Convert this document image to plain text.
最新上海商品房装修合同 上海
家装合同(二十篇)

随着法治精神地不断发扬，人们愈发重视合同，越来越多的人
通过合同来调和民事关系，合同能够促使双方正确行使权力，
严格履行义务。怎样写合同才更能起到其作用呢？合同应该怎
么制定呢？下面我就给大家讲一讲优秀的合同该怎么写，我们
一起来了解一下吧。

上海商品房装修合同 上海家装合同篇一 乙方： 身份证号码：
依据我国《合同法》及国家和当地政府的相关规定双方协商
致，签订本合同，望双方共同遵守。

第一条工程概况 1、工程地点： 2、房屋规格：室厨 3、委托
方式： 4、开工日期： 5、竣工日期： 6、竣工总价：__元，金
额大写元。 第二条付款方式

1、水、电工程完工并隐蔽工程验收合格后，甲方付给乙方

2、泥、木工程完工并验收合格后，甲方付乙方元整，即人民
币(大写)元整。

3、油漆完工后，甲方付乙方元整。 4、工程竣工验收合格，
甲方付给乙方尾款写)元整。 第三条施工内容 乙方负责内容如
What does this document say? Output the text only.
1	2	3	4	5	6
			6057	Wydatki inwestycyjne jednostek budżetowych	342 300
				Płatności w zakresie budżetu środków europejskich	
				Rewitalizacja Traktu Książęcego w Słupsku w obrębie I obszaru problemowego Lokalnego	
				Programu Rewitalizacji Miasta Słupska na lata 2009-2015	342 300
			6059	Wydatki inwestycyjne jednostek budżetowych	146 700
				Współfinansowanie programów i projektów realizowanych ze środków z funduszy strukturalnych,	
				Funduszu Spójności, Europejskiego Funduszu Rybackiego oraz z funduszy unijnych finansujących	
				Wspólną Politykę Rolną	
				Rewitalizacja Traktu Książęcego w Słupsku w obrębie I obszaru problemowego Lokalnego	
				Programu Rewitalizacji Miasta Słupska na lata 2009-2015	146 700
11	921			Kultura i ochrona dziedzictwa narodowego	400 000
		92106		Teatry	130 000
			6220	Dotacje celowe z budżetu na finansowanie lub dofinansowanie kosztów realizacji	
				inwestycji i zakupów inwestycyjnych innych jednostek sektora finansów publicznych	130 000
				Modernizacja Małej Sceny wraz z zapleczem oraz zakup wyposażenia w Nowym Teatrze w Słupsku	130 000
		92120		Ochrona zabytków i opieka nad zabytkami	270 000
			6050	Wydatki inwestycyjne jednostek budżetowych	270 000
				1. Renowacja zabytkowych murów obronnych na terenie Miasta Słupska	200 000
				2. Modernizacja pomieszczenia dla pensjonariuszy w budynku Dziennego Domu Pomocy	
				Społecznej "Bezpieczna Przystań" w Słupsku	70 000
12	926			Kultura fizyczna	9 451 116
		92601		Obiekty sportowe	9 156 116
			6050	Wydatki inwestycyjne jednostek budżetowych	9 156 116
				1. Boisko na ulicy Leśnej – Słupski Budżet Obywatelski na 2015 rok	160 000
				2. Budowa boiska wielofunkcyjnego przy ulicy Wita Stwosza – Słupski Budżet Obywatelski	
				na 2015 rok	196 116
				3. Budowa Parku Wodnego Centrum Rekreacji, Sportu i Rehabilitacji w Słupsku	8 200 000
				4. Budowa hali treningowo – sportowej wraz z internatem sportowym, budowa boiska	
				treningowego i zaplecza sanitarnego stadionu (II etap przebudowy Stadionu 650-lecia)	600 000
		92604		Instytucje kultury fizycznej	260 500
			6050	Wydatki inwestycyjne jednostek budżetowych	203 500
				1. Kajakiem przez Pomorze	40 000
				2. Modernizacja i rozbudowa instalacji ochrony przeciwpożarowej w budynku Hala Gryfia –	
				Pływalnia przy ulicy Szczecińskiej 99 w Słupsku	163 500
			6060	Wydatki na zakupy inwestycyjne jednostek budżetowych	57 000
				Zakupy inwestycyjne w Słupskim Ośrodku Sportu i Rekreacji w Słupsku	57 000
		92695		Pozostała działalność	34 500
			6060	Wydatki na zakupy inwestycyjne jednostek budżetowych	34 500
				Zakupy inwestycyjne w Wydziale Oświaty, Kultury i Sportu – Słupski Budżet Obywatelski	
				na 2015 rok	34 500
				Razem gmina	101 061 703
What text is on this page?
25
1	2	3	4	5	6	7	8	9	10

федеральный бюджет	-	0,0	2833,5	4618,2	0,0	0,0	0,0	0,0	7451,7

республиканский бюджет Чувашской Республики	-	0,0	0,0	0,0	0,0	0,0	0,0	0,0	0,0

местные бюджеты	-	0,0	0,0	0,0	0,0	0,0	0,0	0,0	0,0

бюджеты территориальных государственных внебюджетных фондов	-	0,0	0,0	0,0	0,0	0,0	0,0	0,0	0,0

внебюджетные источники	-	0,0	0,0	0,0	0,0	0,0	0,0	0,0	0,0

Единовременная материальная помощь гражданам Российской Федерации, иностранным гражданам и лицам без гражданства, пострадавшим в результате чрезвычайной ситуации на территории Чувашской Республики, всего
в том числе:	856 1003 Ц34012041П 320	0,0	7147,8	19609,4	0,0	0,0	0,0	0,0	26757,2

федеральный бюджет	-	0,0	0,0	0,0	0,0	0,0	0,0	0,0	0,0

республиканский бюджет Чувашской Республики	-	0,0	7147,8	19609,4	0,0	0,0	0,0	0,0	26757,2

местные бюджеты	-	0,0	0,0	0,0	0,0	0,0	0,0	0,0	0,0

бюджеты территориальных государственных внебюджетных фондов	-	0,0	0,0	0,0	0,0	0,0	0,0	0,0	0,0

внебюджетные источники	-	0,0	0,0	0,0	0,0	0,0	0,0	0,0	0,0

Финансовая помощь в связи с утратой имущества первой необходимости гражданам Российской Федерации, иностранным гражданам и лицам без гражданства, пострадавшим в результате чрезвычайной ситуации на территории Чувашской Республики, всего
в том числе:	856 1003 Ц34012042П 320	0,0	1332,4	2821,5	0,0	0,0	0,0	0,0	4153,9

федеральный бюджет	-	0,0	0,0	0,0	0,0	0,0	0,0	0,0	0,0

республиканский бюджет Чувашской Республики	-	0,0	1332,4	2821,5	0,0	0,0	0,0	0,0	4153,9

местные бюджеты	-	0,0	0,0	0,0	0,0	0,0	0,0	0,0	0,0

**WORK TO BE COMPLETED:** From the data above, copy each line where the string "środków" appears.

**WRITTEN SOLUTION:**
				Płatności w zakresie budżetu środków europejskich	
				Współfinansowanie programów i projektów realizowanych ze środków z funduszy strukturalnych,	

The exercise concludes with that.